++++ Supplied material

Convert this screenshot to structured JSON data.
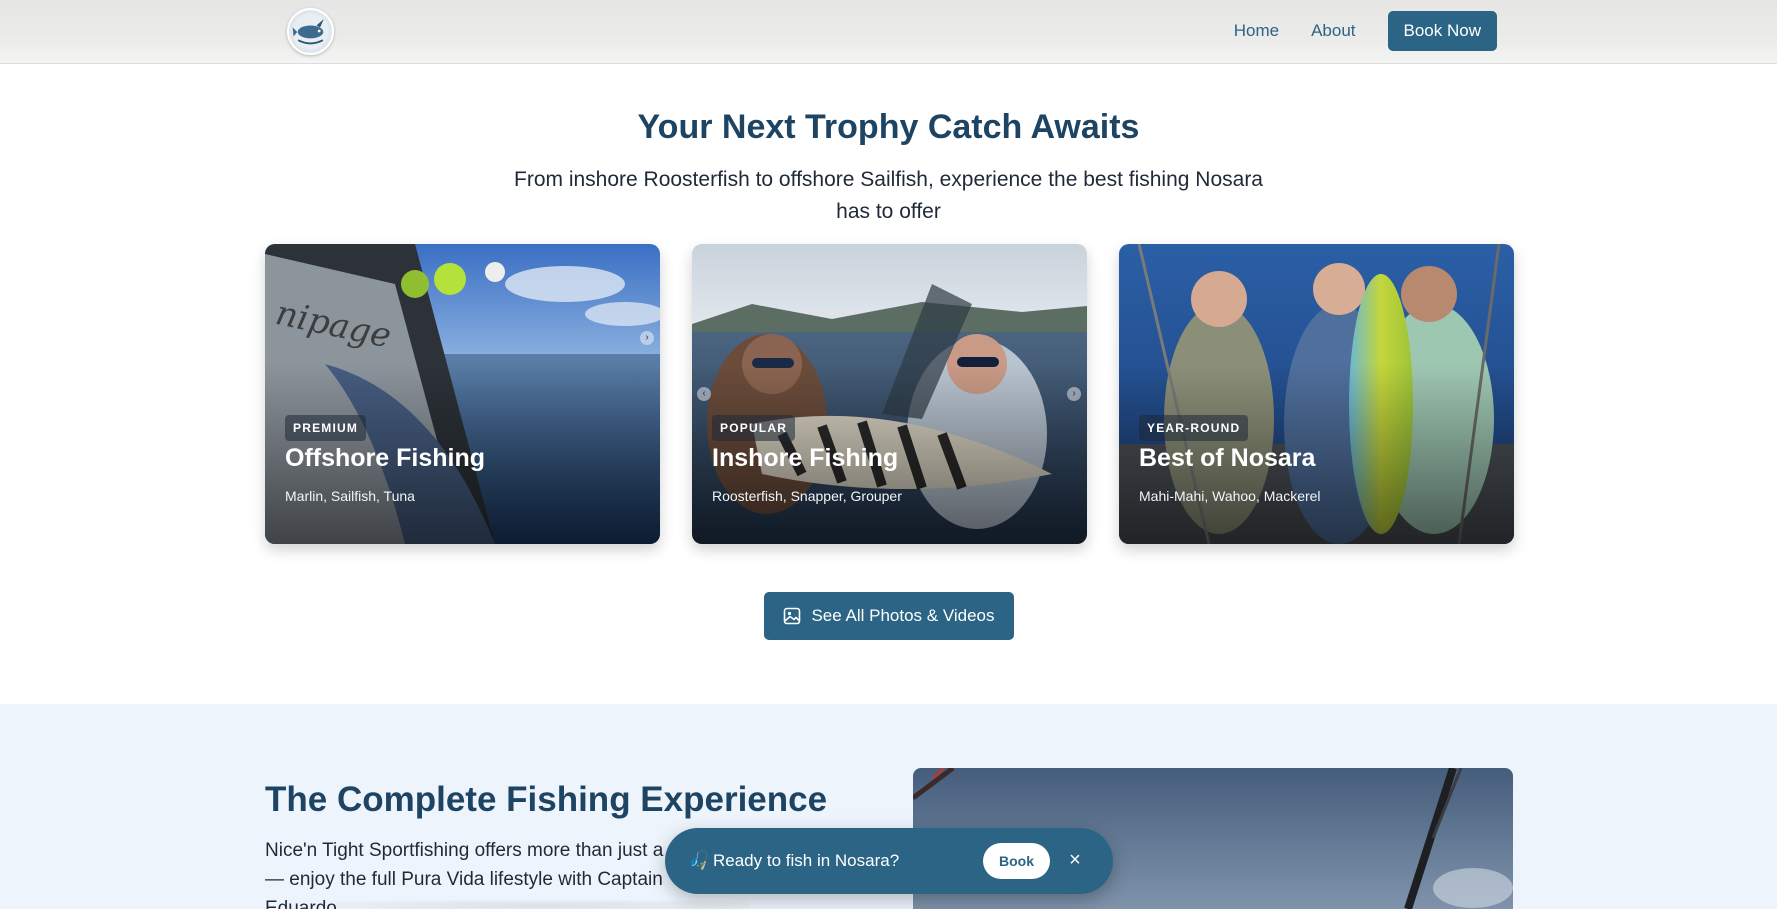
{
  "header": {
    "nav": {
      "home": "Home",
      "about": "About",
      "book_now": "Book Now"
    }
  },
  "trophy": {
    "title": "Your Next Trophy Catch Awaits",
    "subtitle": "From inshore Roosterfish to offshore Sailfish, experience the best fishing Nosara has to offer",
    "cards": [
      {
        "badge": "PREMIUM",
        "title": "Offshore Fishing",
        "desc": "Marlin, Sailfish, Tuna"
      },
      {
        "badge": "POPULAR",
        "title": "Inshore Fishing",
        "desc": "Roosterfish, Snapper, Grouper"
      },
      {
        "badge": "YEAR-ROUND",
        "title": "Best of Nosara",
        "desc": "Mahi-Mahi, Wahoo, Mackerel"
      }
    ],
    "photos_button": "See All Photos & Videos"
  },
  "experience": {
    "title": "The Complete Fishing Experience",
    "text": "Nice'n Tight Sportfishing offers more than just a charter — enjoy the full Pura Vida lifestyle with Captain Eduardo."
  },
  "floatbar": {
    "icon": "🎣",
    "text": "Ready to fish in Nosara?",
    "book": "Book",
    "close": "×"
  },
  "colors": {
    "primary": "#2b6485",
    "heading": "#1e4464",
    "nav_link": "#2e6388",
    "section_bg": "#eef4fc"
  },
  "icons": [
    "logo",
    "image-icon",
    "close-icon",
    "fishing-pole-icon",
    "chevron-left-icon",
    "chevron-right-icon"
  ]
}
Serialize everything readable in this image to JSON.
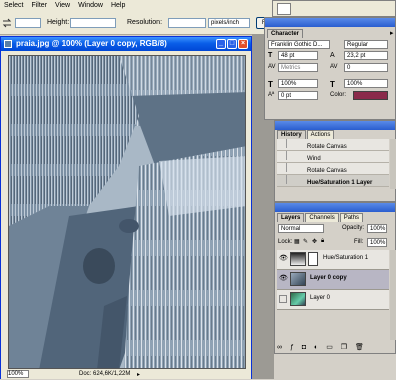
{
  "menubar": {
    "items": [
      "Select",
      "Filter",
      "View",
      "Window",
      "Help"
    ]
  },
  "options": {
    "height_label": "Height:",
    "resolution_label": "Resolution:",
    "units_value": "pixels/inch",
    "front_image_label": "Front Image"
  },
  "document": {
    "title": "praia.jpg @ 100% (Layer 0 copy, RGB/8)",
    "zoom": "100%",
    "doc_size": "Doc: 624,6K/1,22M"
  },
  "character": {
    "tab": "Character",
    "font_family": "Franklin Gothic D...",
    "font_style": "Regular",
    "font_size": "48 pt",
    "leading": "23,2 pt",
    "kerning": "Metrics",
    "tracking": "0",
    "vscale": "100%",
    "hscale": "100%",
    "baseline": "0 pt",
    "color_label": "Color:",
    "color_value": "#8a2a4a",
    "t_icon": "T"
  },
  "history": {
    "tabs": [
      "History",
      "Actions"
    ],
    "items": [
      "Rotate Canvas",
      "Wind",
      "Rotate Canvas",
      "Hue/Saturation 1 Layer"
    ]
  },
  "layers": {
    "tabs": [
      "Layers",
      "Channels",
      "Paths"
    ],
    "blend_mode": "Normal",
    "opacity_label": "Opacity:",
    "opacity_value": "100%",
    "lock_label": "Lock:",
    "fill_label": "Fill:",
    "fill_value": "100%",
    "items": [
      {
        "name": "Hue/Saturation 1"
      },
      {
        "name": "Layer 0 copy"
      },
      {
        "name": "Layer 0"
      }
    ]
  }
}
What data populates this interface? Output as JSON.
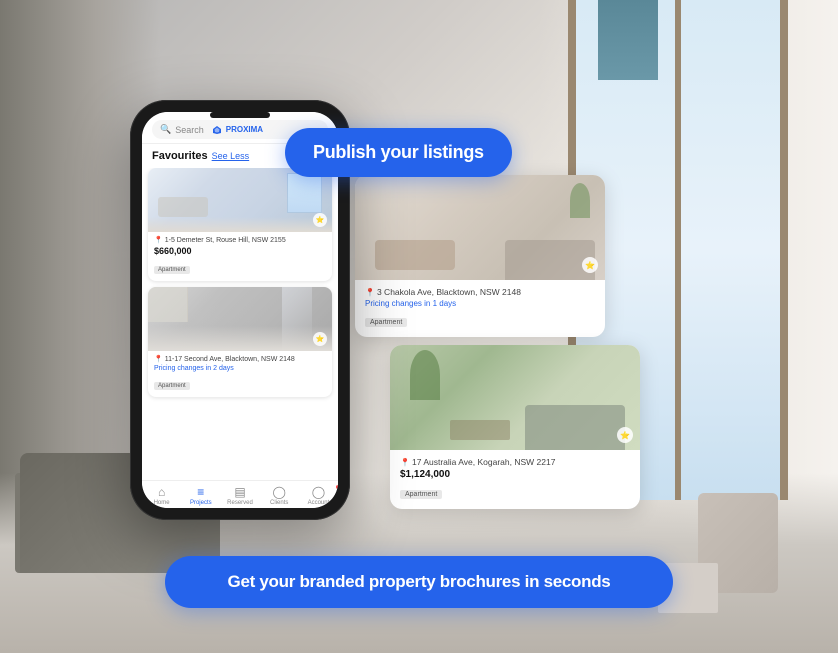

++++++++

▶ **Task requirements**
Collect the lines of the data that carry the word "name".

▶ **Finished task**
        "name": "Hue/Saturation 1"
        "name": "Layer 0 copy"
        "name": "Layer 0"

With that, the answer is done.